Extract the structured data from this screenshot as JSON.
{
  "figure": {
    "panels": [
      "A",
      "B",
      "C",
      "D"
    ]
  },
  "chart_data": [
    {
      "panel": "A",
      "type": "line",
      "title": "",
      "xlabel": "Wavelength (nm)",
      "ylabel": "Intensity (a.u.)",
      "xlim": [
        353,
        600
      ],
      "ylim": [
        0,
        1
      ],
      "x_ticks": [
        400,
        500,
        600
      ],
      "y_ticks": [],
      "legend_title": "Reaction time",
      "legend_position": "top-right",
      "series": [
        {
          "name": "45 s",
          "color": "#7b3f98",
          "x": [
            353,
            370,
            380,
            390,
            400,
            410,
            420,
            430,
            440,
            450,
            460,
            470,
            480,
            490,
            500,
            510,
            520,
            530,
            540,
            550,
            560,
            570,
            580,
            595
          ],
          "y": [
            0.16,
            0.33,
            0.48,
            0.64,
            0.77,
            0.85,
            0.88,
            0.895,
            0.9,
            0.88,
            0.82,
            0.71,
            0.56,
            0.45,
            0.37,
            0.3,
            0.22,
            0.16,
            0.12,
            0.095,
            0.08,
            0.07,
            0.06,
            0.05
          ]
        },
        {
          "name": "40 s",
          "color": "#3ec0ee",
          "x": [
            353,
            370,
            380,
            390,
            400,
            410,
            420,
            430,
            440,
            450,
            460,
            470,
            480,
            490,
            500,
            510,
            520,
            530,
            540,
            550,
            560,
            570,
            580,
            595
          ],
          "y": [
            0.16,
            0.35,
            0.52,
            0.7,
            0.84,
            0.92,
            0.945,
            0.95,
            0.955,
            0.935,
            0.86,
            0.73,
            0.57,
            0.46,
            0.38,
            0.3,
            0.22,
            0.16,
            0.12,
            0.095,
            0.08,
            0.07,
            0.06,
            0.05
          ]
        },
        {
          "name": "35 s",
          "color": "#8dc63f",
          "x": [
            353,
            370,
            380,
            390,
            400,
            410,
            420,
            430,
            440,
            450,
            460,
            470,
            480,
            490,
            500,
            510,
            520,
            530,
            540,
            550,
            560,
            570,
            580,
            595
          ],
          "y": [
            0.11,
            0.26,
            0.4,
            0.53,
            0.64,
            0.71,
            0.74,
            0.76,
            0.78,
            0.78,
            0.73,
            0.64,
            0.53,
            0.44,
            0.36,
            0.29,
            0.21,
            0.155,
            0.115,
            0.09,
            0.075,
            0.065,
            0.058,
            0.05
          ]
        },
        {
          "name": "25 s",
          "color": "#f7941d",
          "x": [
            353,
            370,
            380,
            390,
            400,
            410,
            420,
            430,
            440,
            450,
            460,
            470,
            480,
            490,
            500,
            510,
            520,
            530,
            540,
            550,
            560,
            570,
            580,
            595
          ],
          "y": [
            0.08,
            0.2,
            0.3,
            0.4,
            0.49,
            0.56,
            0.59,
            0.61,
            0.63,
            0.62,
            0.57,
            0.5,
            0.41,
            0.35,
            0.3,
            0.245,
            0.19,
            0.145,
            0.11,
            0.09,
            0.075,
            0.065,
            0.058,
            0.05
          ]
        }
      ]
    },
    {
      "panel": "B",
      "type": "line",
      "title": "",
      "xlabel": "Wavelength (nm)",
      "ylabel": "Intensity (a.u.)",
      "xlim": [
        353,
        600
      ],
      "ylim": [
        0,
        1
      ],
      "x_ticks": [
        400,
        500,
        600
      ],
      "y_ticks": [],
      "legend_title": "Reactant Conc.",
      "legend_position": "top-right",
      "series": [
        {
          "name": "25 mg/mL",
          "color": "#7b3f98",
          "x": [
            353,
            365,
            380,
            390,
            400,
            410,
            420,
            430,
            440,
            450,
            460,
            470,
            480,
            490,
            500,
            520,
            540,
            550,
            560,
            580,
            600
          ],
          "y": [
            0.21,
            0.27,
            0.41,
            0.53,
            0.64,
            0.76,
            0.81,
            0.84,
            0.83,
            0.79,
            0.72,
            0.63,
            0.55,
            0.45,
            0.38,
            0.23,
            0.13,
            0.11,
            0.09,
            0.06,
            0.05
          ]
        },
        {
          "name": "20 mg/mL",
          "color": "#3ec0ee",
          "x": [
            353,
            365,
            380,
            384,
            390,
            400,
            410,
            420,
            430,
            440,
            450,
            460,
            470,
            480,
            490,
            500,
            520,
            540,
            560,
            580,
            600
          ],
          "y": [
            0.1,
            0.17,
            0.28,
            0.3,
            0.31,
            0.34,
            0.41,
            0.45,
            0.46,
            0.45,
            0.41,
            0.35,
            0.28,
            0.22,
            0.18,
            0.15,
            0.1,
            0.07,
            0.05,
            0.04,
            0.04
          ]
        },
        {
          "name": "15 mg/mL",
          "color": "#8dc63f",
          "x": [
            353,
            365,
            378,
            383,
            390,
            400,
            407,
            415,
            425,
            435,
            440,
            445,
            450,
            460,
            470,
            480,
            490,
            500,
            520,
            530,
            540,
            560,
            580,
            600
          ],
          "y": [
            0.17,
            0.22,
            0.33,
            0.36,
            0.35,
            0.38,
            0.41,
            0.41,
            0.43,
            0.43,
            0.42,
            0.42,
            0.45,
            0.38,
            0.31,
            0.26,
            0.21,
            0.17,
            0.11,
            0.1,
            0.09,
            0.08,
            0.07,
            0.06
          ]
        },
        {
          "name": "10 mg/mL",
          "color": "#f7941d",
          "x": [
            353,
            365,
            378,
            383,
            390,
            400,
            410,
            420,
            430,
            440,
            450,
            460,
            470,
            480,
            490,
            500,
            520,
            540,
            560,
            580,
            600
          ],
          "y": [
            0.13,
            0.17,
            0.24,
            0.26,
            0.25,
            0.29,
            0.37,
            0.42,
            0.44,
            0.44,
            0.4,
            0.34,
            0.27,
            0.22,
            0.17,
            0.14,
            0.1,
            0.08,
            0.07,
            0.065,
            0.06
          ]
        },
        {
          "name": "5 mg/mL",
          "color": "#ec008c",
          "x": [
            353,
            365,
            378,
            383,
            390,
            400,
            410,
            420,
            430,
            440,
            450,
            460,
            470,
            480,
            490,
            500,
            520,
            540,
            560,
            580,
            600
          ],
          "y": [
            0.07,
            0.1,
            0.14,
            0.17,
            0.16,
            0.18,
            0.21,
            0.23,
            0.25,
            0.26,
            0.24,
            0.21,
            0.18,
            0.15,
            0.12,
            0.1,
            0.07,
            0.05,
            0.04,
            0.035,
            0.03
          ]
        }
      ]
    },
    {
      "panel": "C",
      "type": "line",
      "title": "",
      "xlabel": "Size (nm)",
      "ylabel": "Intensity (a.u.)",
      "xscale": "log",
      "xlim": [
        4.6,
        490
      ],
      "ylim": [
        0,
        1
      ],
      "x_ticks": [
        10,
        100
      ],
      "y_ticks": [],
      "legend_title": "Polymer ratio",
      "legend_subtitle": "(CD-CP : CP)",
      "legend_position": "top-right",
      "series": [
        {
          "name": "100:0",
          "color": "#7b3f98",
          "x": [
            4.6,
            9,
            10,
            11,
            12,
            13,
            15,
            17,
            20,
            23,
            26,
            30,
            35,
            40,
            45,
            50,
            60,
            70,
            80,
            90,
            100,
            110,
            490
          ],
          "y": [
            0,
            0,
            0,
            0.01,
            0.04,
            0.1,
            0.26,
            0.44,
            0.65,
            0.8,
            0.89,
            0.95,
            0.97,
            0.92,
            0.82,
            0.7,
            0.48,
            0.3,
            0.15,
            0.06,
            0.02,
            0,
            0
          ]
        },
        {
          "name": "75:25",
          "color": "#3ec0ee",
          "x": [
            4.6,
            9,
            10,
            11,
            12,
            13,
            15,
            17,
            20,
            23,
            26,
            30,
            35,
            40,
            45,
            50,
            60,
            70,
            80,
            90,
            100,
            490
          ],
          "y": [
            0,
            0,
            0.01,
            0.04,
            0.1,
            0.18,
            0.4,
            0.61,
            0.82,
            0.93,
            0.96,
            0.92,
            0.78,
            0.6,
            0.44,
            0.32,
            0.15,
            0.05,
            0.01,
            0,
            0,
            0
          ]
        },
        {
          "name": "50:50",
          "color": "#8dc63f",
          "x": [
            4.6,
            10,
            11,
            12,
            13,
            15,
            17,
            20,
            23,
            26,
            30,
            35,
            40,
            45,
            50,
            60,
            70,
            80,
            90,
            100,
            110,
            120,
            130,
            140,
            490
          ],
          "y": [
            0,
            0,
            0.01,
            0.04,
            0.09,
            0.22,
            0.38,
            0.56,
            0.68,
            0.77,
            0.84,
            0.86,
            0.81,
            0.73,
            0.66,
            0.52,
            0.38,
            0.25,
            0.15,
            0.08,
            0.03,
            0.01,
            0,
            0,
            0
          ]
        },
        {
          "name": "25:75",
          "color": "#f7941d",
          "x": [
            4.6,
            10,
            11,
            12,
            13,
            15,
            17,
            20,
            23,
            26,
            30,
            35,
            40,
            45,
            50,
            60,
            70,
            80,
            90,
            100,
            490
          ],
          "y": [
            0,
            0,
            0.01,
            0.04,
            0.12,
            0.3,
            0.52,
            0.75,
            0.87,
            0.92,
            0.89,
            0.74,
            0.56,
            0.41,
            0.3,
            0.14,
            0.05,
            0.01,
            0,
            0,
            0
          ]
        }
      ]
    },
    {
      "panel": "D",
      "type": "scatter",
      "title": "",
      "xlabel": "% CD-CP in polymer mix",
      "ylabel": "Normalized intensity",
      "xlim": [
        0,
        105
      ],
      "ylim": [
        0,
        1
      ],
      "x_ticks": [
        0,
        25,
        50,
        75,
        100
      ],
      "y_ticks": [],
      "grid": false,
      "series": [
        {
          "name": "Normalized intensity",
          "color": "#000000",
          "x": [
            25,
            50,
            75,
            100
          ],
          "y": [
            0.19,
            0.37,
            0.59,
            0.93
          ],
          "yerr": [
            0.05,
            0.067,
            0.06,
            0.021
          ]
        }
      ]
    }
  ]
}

**WORK TO BE COMPLETED**
Leave out every line without the string "xlabel" and copy the rest.

**RESPONSE**
      "xlabel": "Wavelength (nm)",
      "xlabel": "Wavelength (nm)",
      "xlabel": "Size (nm)",
      "xlabel": "% CD-CP in polymer mix",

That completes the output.